┌──
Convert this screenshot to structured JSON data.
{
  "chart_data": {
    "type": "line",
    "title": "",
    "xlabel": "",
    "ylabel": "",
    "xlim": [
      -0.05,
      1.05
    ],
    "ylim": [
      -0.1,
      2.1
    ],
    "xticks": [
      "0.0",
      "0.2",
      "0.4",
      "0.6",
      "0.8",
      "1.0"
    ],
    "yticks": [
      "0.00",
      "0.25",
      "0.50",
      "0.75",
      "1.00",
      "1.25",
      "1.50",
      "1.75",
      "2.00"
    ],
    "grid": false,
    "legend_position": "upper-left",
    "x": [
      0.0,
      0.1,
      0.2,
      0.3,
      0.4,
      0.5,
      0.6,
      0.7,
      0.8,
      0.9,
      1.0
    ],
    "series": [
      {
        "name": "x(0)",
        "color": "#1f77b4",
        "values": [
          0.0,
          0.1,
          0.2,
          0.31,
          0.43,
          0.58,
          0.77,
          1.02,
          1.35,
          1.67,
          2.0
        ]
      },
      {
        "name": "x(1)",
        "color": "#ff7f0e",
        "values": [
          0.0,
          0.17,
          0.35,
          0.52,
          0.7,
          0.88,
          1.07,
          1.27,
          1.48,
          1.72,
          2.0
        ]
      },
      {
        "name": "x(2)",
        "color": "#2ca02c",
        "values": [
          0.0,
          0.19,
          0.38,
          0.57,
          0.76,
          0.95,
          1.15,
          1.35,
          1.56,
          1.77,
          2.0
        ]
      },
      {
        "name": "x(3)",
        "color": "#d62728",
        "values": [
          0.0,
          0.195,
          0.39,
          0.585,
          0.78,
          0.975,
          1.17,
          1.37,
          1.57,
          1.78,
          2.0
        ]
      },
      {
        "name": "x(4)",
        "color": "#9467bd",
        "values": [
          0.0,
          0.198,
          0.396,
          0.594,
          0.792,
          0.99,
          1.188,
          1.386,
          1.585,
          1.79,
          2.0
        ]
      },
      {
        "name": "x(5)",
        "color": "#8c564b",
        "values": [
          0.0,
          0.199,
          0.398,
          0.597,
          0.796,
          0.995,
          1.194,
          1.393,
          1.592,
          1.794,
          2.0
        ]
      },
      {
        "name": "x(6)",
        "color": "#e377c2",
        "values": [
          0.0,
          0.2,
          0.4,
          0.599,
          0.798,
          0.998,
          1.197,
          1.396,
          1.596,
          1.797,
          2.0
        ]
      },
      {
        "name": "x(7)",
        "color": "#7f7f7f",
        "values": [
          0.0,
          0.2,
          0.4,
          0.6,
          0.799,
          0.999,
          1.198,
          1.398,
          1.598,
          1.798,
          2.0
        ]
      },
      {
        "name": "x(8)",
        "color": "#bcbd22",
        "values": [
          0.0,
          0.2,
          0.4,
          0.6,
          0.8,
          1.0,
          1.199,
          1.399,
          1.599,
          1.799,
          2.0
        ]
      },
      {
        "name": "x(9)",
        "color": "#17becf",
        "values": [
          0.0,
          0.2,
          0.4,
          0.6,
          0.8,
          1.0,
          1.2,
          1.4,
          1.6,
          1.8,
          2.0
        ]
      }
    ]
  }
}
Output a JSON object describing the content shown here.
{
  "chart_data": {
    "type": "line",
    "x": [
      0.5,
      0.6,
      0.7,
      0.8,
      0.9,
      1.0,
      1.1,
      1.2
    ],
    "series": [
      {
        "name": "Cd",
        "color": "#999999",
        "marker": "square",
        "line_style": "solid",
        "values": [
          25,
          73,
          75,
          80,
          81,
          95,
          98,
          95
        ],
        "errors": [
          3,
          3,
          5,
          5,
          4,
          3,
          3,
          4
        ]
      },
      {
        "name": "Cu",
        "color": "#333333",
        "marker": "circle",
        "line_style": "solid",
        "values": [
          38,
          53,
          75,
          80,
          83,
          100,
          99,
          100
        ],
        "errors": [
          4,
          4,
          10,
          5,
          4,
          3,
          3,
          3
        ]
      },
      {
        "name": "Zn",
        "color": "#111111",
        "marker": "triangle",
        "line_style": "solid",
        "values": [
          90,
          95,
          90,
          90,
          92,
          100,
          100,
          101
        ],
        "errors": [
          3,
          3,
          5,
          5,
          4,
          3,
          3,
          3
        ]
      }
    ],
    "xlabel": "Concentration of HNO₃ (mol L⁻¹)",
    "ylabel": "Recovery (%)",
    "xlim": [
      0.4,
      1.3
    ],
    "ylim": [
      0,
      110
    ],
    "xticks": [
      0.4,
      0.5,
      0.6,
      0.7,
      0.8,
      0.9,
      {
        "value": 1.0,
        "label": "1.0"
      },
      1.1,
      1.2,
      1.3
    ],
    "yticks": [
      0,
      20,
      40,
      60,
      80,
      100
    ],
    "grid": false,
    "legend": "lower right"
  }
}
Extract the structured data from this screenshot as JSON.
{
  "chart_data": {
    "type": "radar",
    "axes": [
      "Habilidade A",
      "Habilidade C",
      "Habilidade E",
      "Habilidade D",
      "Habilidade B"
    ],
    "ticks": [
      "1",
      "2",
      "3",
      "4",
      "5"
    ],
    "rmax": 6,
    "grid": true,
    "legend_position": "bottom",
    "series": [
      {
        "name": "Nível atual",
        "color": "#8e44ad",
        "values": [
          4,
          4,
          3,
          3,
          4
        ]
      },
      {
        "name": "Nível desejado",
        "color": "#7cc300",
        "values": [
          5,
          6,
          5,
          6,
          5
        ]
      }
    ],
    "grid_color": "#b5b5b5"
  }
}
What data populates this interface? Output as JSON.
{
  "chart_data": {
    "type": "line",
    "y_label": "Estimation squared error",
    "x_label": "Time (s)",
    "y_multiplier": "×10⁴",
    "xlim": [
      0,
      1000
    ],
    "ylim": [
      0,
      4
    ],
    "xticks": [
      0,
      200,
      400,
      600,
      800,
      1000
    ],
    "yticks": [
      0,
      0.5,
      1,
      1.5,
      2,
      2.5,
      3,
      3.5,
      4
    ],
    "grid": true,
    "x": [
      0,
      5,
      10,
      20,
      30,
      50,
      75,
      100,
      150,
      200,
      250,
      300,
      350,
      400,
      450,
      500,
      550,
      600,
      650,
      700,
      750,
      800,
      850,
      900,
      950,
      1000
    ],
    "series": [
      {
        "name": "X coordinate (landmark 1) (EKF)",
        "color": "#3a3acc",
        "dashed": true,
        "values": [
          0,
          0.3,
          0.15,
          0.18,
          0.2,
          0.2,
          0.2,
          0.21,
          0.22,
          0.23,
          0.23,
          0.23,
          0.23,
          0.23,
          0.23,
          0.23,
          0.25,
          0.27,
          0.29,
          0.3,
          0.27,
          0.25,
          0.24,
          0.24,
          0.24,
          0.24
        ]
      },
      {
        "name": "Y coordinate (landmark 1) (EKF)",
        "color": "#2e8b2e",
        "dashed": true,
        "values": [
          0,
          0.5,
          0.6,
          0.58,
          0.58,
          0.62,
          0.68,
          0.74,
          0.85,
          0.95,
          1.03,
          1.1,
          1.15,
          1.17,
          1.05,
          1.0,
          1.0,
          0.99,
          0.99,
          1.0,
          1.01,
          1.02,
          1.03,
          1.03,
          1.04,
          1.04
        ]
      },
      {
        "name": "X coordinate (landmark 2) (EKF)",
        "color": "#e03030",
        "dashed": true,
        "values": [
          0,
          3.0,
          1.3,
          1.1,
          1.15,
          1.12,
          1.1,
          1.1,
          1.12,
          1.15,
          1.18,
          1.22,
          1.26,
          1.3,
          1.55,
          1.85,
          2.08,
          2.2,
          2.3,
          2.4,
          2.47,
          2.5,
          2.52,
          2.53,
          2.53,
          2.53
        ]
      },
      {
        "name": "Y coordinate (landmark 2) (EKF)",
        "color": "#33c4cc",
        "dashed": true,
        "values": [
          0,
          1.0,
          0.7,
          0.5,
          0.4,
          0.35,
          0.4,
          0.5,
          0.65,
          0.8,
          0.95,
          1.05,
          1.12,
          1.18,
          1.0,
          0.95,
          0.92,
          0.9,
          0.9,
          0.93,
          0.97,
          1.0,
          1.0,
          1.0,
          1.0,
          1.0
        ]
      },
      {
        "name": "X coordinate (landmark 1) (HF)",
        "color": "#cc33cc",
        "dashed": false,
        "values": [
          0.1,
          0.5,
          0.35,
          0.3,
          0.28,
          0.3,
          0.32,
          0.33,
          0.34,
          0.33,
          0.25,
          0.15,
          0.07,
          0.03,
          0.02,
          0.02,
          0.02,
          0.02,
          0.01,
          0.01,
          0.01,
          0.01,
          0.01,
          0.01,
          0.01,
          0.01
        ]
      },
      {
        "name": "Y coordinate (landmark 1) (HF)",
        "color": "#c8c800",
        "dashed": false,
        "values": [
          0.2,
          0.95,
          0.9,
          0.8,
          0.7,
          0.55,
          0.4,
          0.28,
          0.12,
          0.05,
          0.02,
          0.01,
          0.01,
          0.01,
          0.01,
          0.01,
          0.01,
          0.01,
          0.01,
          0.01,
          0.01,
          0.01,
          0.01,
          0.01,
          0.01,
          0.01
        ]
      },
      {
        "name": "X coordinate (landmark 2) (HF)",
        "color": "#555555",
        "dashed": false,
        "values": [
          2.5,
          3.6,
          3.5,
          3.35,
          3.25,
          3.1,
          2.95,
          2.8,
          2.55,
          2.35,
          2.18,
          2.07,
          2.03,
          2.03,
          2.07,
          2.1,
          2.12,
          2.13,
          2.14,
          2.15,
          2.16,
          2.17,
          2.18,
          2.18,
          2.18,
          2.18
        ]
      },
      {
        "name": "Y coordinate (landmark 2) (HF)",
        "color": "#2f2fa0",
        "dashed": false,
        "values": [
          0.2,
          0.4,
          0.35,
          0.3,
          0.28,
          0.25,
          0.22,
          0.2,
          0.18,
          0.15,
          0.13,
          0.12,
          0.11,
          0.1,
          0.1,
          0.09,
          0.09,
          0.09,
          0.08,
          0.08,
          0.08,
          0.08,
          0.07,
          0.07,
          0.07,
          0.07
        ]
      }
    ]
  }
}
└──
## Given problem
Using the records above, gather all lines where the string "xlabel" is present.

## Task answer
    "xlabel": "",
    "xlabel": "Concentration of HNO₃ (mol L⁻¹)",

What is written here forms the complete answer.